:: Goal of the exercise ::
Search the records for "enligt". Report every line where it occurs.

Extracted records
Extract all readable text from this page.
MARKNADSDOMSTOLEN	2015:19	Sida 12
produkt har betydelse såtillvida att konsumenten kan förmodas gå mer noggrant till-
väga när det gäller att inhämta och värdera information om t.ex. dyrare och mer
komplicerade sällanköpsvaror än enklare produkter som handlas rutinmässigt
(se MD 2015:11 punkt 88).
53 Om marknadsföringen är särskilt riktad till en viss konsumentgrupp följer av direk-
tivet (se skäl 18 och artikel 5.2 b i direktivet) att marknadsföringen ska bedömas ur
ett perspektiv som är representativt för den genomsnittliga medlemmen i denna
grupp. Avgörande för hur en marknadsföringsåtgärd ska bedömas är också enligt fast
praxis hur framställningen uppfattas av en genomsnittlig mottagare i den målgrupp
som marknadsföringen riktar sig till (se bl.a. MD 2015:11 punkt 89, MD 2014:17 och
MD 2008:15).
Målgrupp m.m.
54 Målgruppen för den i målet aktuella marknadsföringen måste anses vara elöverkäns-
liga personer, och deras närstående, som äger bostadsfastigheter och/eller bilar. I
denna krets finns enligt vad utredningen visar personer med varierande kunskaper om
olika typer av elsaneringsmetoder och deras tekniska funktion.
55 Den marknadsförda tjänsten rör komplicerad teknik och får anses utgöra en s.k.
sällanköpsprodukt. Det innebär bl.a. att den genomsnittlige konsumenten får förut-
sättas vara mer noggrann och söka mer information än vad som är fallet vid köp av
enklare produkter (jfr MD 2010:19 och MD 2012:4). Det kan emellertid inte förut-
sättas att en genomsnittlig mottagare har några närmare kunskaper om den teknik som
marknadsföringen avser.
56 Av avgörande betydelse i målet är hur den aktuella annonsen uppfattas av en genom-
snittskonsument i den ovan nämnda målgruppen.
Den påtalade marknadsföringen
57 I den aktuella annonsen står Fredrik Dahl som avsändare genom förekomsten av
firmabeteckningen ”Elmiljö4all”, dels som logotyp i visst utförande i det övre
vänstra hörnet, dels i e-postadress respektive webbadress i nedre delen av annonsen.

:: Result ::
grupp. Avgörande för hur en marknadsföringsåtgärd ska bedömas är också enligt fast
denna krets finns enligt vad utredningen visar personer med varierande kunskaper om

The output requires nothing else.